### EXERCISE DESCRIPTION
Lines below that include "Korea" are the answer; copy each one.

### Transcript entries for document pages

^^^^

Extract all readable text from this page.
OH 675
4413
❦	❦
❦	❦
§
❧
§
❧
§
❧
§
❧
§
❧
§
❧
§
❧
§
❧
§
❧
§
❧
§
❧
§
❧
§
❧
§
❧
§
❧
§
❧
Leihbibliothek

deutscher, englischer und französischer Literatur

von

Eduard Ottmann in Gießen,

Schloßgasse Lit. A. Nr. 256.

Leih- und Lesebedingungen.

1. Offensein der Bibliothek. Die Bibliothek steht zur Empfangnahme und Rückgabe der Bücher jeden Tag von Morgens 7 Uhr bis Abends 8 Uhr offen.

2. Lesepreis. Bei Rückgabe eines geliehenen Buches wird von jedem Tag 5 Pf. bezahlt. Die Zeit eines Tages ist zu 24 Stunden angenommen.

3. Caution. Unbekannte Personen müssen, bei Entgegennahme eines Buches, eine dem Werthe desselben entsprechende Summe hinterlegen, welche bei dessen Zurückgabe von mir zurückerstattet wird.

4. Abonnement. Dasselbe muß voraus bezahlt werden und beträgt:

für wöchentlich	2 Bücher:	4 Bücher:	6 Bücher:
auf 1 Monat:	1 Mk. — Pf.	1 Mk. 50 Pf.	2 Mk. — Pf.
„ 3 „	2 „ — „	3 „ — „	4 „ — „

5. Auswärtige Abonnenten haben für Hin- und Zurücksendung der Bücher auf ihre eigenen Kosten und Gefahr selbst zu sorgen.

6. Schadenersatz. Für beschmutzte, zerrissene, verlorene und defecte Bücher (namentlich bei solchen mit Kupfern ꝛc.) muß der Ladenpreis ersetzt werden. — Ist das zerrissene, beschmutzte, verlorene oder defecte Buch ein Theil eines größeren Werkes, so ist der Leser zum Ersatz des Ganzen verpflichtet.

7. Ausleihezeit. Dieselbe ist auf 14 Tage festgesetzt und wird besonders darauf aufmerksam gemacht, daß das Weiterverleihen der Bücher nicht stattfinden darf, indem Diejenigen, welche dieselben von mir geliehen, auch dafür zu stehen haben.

^^^^

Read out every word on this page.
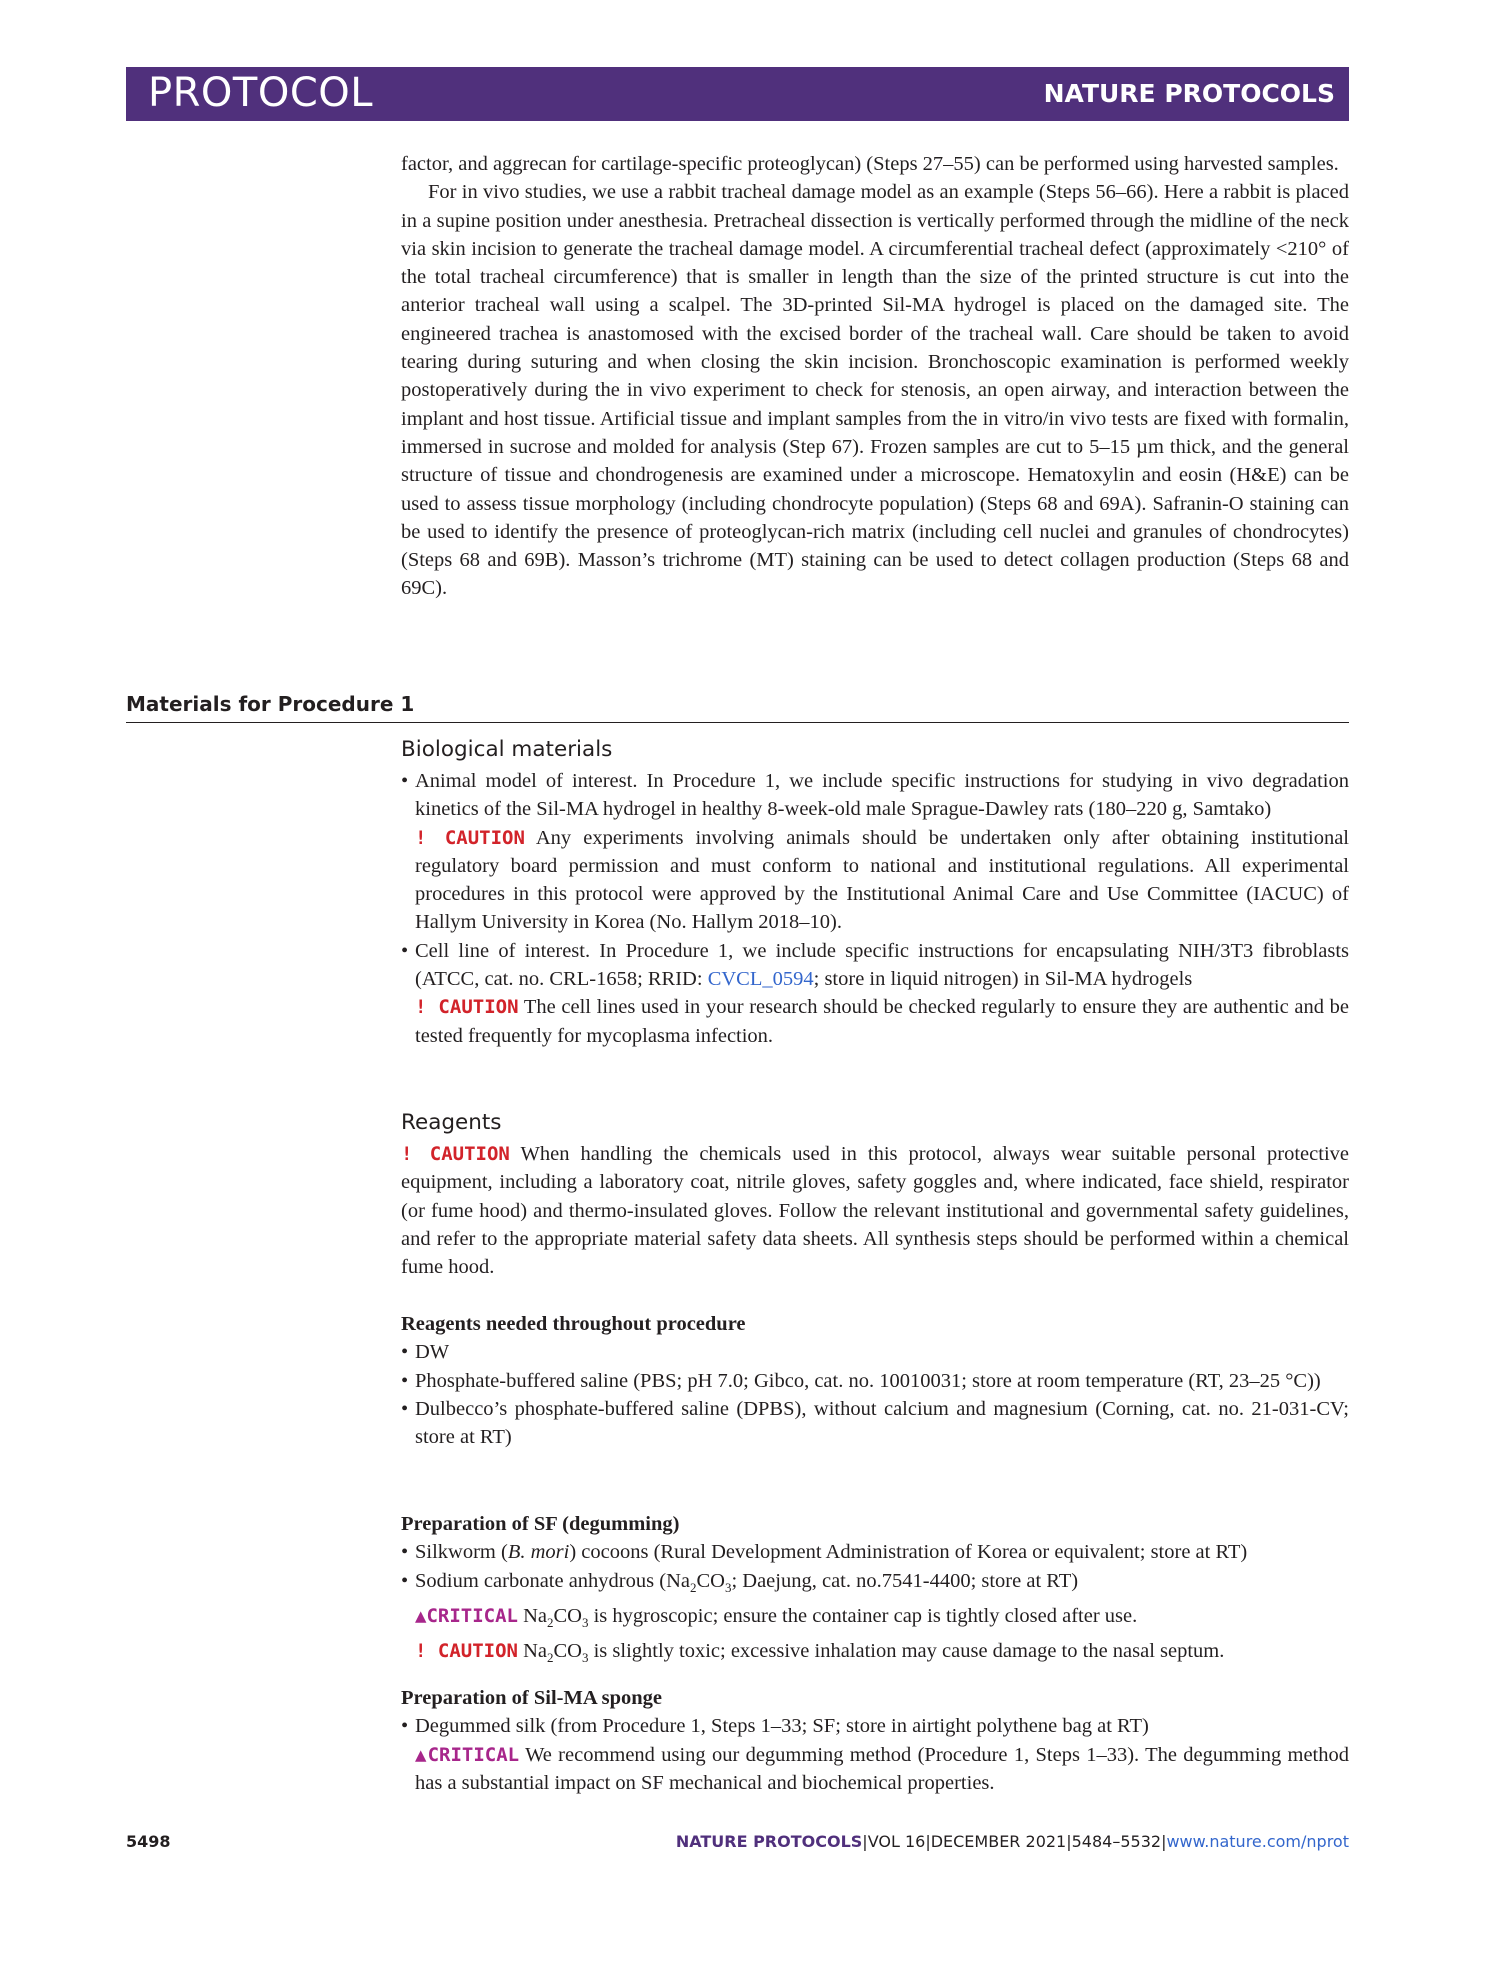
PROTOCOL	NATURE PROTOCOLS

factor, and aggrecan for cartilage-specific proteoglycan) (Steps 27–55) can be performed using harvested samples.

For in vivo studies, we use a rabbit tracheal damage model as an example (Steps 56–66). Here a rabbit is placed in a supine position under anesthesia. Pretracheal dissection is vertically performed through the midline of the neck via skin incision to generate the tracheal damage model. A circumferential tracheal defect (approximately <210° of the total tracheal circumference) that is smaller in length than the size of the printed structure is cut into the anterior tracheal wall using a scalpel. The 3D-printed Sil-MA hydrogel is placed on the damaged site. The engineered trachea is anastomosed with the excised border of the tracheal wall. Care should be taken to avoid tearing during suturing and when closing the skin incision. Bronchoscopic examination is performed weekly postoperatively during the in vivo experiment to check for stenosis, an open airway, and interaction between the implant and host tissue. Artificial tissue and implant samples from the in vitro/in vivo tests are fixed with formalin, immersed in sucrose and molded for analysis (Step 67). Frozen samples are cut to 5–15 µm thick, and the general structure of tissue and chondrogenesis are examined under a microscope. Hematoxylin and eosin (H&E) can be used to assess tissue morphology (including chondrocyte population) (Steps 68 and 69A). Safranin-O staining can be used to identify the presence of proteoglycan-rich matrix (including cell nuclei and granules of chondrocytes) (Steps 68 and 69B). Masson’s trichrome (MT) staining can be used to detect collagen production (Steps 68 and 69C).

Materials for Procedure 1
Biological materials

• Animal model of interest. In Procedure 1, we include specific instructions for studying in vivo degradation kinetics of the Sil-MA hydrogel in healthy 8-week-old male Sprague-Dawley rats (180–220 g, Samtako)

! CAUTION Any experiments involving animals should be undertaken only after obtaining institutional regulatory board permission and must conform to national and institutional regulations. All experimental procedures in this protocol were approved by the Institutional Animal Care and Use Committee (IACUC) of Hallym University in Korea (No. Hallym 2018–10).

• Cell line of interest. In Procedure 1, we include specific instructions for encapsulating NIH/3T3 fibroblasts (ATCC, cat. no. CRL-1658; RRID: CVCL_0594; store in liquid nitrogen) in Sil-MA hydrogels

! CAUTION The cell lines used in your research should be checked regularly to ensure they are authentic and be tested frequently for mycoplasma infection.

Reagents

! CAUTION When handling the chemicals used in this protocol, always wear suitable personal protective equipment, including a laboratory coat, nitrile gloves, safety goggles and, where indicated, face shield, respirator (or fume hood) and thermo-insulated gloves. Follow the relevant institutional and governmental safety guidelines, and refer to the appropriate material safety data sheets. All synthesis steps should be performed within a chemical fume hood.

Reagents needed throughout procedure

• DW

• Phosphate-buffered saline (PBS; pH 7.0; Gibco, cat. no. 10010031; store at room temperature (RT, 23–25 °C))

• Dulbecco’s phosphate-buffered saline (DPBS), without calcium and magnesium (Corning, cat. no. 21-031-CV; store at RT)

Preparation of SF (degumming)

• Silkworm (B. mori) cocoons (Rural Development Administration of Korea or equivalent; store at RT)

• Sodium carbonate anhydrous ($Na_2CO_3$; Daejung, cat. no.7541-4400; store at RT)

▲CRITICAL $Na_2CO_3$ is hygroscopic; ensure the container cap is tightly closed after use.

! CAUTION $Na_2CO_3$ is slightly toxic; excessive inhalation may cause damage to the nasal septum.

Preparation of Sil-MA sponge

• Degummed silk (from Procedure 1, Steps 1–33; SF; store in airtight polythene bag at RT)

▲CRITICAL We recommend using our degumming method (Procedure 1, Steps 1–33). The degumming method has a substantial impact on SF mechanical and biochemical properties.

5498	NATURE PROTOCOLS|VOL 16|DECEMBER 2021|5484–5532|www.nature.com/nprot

^^^^

### RESPONSE BOX
! CAUTION Any experiments involving animals should be undertaken only after obtaining institutional regulatory board permission and must conform to national and institutional regulations. All experimental procedures in this protocol were approved by the Institutional Animal Care and Use Committee (IACUC) of Hallym University in Korea (No. Hallym 2018–10).
• Silkworm (B. mori) cocoons (Rural Development Administration of Korea or equivalent; store at RT)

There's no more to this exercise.